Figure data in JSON
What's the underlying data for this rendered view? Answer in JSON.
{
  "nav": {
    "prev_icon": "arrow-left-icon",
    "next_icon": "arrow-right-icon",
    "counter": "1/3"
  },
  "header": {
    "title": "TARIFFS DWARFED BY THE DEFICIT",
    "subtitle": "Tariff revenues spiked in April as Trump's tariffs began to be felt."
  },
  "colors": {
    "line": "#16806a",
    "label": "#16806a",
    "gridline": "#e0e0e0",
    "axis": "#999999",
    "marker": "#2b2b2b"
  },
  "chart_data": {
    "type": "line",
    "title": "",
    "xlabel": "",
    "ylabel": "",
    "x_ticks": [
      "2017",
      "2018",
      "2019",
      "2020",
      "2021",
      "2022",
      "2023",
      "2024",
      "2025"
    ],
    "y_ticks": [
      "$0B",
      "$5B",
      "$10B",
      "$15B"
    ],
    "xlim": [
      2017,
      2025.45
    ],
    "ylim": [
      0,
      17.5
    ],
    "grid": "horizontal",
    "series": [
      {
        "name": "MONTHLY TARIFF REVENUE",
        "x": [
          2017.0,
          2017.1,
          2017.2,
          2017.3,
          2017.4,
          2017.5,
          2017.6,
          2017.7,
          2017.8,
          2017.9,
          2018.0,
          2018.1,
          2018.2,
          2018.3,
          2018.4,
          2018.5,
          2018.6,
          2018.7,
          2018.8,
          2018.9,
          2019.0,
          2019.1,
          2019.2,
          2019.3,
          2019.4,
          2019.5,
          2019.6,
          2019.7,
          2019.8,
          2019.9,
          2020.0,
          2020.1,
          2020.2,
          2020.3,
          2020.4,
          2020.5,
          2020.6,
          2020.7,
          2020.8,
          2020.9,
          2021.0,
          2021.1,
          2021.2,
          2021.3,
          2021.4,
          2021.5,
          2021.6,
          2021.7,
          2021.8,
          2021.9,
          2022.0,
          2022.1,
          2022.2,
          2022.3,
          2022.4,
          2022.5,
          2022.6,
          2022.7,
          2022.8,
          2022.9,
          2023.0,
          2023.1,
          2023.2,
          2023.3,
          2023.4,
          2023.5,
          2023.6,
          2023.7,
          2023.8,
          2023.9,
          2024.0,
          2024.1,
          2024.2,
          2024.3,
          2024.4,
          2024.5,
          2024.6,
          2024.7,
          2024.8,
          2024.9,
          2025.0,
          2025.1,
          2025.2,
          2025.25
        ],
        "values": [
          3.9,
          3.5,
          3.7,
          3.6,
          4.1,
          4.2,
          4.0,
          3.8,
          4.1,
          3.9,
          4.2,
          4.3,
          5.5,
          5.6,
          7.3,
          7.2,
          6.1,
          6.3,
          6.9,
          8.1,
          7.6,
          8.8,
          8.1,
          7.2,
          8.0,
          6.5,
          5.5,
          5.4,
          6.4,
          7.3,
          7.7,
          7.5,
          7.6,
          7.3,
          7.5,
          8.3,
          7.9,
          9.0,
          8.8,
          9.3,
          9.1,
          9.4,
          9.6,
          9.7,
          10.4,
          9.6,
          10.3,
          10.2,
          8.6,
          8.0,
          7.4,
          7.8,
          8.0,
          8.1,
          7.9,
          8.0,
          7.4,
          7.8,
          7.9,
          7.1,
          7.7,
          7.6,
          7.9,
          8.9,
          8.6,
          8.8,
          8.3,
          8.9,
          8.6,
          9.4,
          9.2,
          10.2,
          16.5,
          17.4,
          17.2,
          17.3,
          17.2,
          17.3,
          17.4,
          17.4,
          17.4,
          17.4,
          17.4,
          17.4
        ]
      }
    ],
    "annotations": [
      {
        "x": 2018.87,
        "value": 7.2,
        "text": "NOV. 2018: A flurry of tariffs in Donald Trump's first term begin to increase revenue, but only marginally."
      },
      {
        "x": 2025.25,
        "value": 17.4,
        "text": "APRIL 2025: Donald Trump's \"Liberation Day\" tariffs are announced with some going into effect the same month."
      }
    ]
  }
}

§ **WORK TO BE COMPLETED**: Reproduce all of the data exactly as given.

§ **PROBLEM SOLUTION**:
What's the underlying data for this rendered view? Answer in JSON.
{
  "nav": {
    "prev_icon": "arrow-left-icon",
    "next_icon": "arrow-right-icon",
    "counter": "1/3"
  },
  "header": {
    "title": "TARIFFS DWARFED BY THE DEFICIT",
    "subtitle": "Tariff revenues spiked in April as Trump's tariffs began to be felt."
  },
  "colors": {
    "line": "#16806a",
    "label": "#16806a",
    "gridline": "#e0e0e0",
    "axis": "#999999",
    "marker": "#2b2b2b"
  },
  "chart_data": {
    "type": "line",
    "title": "",
    "xlabel": "",
    "ylabel": "",
    "x_ticks": [
      "2017",
      "2018",
      "2019",
      "2020",
      "2021",
      "2022",
      "2023",
      "2024",
      "2025"
    ],
    "y_ticks": [
      "$0B",
      "$5B",
      "$10B",
      "$15B"
    ],
    "xlim": [
      2017,
      2025.45
    ],
    "ylim": [
      0,
      17.5
    ],
    "grid": "horizontal",
    "series": [
      {
        "name": "MONTHLY TARIFF REVENUE",
        "x": [
          2017.0,
          2017.1,
          2017.2,
          2017.3,
          2017.4,
          2017.5,
          2017.6,
          2017.7,
          2017.8,
          2017.9,
          2018.0,
          2018.1,
          2018.2,
          2018.3,
          2018.4,
          2018.5,
          2018.6,
          2018.7,
          2018.8,
          2018.9,
          2019.0,
          2019.1,
          2019.2,
          2019.3,
          2019.4,
          2019.5,
          2019.6,
          2019.7,
          2019.8,
          2019.9,
          2020.0,
          2020.1,
          2020.2,
          2020.3,
          2020.4,
          2020.5,
          2020.6,
          2020.7,
          2020.8,
          2020.9,
          2021.0,
          2021.1,
          2021.2,
          2021.3,
          2021.4,
          2021.5,
          2021.6,
          2021.7,
          2021.8,
          2021.9,
          2022.0,
          2022.1,
          2022.2,
          2022.3,
          2022.4,
          2022.5,
          2022.6,
          2022.7,
          2022.8,
          2022.9,
          2023.0,
          2023.1,
          2023.2,
          2023.3,
          2023.4,
          2023.5,
          2023.6,
          2023.7,
          2023.8,
          2023.9,
          2024.0,
          2024.1,
          2024.2,
          2024.3,
          2024.4,
          2024.5,
          2024.6,
          2024.7,
          2024.8,
          2024.9,
          2025.0,
          2025.1,
          2025.2,
          2025.25
        ],
        "values": [
          3.9,
          3.5,
          3.7,
          3.6,
          4.1,
          4.2,
          4.0,
          3.8,
          4.1,
          3.9,
          4.2,
          4.3,
          5.5,
          5.6,
          7.3,
          7.2,
          6.1,
          6.3,
          6.9,
          8.1,
          7.6,
          8.8,
          8.1,
          7.2,
          8.0,
          6.5,
          5.5,
          5.4,
          6.4,
          7.3,
          7.7,
          7.5,
          7.6,
          7.3,
          7.5,
          8.3,
          7.9,
          9.0,
          8.8,
          9.3,
          9.1,
          9.4,
          9.6,
          9.7,
          10.4,
          9.6,
          10.3,
          10.2,
          8.6,
          8.0,
          7.4,
          7.8,
          8.0,
          8.1,
          7.9,
          8.0,
          7.4,
          7.8,
          7.9,
          7.1,
          7.7,
          7.6,
          7.9,
          8.9,
          8.6,
          8.8,
          8.3,
          8.9,
          8.6,
          9.4,
          9.2,
          10.2,
          16.5,
          17.4,
          17.2,
          17.3,
          17.2,
          17.3,
          17.4,
          17.4,
          17.4,
          17.4,
          17.4,
          17.4
        ]
      }
    ],
    "annotations": [
      {
        "x": 2018.87,
        "value": 7.2,
        "text": "NOV. 2018: A flurry of tariffs in Donald Trump's first term begin to increase revenue, but only marginally."
      },
      {
        "x": 2025.25,
        "value": 17.4,
        "text": "APRIL 2025: Donald Trump's \"Liberation Day\" tariffs are announced with some going into effect the same month."
      }
    ]
  }
}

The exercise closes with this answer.